TASK TO COMPLETE:
Here are some entries; quote each one exactly.

[Rows from a dataset]
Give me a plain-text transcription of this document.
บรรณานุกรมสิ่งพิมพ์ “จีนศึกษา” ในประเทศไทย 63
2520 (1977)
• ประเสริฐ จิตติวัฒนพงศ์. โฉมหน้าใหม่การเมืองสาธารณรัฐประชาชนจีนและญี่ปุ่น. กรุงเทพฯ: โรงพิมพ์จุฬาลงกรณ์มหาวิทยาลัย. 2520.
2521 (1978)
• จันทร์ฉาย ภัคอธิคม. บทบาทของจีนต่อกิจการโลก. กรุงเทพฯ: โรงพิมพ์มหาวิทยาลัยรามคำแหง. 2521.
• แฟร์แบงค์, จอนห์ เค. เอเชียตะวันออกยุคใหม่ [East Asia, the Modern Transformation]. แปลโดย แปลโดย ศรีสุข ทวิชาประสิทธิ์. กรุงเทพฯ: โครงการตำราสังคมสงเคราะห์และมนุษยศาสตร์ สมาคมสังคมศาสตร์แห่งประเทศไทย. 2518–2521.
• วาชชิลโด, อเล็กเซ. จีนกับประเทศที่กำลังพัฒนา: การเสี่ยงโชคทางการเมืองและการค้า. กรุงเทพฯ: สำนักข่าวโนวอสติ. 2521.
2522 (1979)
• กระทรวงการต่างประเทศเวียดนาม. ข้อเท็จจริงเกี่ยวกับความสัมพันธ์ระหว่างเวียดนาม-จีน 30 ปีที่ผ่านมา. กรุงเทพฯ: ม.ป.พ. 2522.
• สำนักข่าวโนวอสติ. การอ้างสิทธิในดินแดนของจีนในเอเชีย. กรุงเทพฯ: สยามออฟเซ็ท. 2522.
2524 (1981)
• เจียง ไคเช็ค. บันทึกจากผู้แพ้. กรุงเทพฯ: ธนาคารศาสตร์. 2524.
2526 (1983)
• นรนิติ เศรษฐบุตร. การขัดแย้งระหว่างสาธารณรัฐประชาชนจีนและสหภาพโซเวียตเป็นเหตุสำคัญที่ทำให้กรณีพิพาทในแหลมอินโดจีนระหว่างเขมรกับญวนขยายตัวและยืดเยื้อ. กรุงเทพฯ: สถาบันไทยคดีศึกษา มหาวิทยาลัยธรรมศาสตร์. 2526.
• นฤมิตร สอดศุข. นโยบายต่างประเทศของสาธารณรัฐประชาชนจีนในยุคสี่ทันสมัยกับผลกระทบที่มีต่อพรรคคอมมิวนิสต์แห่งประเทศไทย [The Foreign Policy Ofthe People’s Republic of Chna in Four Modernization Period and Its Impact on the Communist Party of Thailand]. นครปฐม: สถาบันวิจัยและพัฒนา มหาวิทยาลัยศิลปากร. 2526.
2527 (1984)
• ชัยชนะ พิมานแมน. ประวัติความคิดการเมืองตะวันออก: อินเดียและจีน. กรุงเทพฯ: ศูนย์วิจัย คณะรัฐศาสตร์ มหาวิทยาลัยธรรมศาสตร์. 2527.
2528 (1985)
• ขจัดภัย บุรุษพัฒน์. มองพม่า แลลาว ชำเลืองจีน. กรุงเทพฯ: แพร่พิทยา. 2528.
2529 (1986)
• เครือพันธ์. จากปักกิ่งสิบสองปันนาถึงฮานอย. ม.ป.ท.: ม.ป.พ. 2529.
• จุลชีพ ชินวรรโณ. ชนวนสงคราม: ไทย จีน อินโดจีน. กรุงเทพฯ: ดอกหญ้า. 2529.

OUTPUT BELOW:
Give me a plain-text transcription of this document.
บรรณานุกรมสิ่งพิมพ์ “จีนศึกษา” ในประเทศไทย 63
2520 (1977)
• ประเสริฐ จิตติวัฒนพงศ์. โฉมหน้าใหม่การเมืองสาธารณรัฐประชาชนจีนและญี่ปุ่น. กรุงเทพฯ: โรงพิมพ์จุฬาลงกรณ์มหาวิทยาลัย. 2520.
2521 (1978)
• จันทร์ฉาย ภัคอธิคม. บทบาทของจีนต่อกิจการโลก. กรุงเทพฯ: โรงพิมพ์มหาวิทยาลัยรามคำแหง. 2521.
• แฟร์แบงค์, จอนห์ เค. เอเชียตะวันออกยุคใหม่ [East Asia, the Modern Transformation]. แปลโดย แปลโดย ศรีสุข ทวิชาประสิทธิ์. กรุงเทพฯ: โครงการตำราสังคมสงเคราะห์และมนุษยศาสตร์ สมาคมสังคมศาสตร์แห่งประเทศไทย. 2518–2521.
• วาชชิลโด, อเล็กเซ. จีนกับประเทศที่กำลังพัฒนา: การเสี่ยงโชคทางการเมืองและการค้า. กรุงเทพฯ: สำนักข่าวโนวอสติ. 2521.
2522 (1979)
• กระทรวงการต่างประเทศเวียดนาม. ข้อเท็จจริงเกี่ยวกับความสัมพันธ์ระหว่างเวียดนาม-จีน 30 ปีที่ผ่านมา. กรุงเทพฯ: ม.ป.พ. 2522.
• สำนักข่าวโนวอสติ. การอ้างสิทธิในดินแดนของจีนในเอเชีย. กรุงเทพฯ: สยามออฟเซ็ท. 2522.
2524 (1981)
• เจียง ไคเช็ค. บันทึกจากผู้แพ้. กรุงเทพฯ: ธนาคารศาสตร์. 2524.
2526 (1983)
• นรนิติ เศรษฐบุตร. การขัดแย้งระหว่างสาธารณรัฐประชาชนจีนและสหภาพโซเวียตเป็นเหตุสำคัญที่ทำให้กรณีพิพาทในแหลมอินโดจีนระหว่างเขมรกับญวนขยายตัวและยืดเยื้อ. กรุงเทพฯ: สถาบันไทยคดีศึกษา มหาวิทยาลัยธรรมศาสตร์. 2526.
• นฤมิตร สอดศุข. นโยบายต่างประเทศของสาธารณรัฐประชาชนจีนในยุคสี่ทันสมัยกับผลกระทบที่มีต่อพรรคคอมมิวนิสต์แห่งประเทศไทย [The Foreign Policy Ofthe People’s Republic of Chna in Four Modernization Period and Its Impact on the Communist Party of Thailand]. นครปฐม: สถาบันวิจัยและพัฒนา มหาวิทยาลัยศิลปากร. 2526.
2527 (1984)
• ชัยชนะ พิมานแมน. ประวัติความคิดการเมืองตะวันออก: อินเดียและจีน. กรุงเทพฯ: ศูนย์วิจัย คณะรัฐศาสตร์ มหาวิทยาลัยธรรมศาสตร์. 2527.
2528 (1985)
• ขจัดภัย บุรุษพัฒน์. มองพม่า แลลาว ชำเลืองจีน. กรุงเทพฯ: แพร่พิทยา. 2528.
2529 (1986)
• เครือพันธ์. จากปักกิ่งสิบสองปันนาถึงฮานอย. ม.ป.ท.: ม.ป.พ. 2529.
• จุลชีพ ชินวรรโณ. ชนวนสงคราม: ไทย จีน อินโดจีน. กรุงเทพฯ: ดอกหญ้า. 2529.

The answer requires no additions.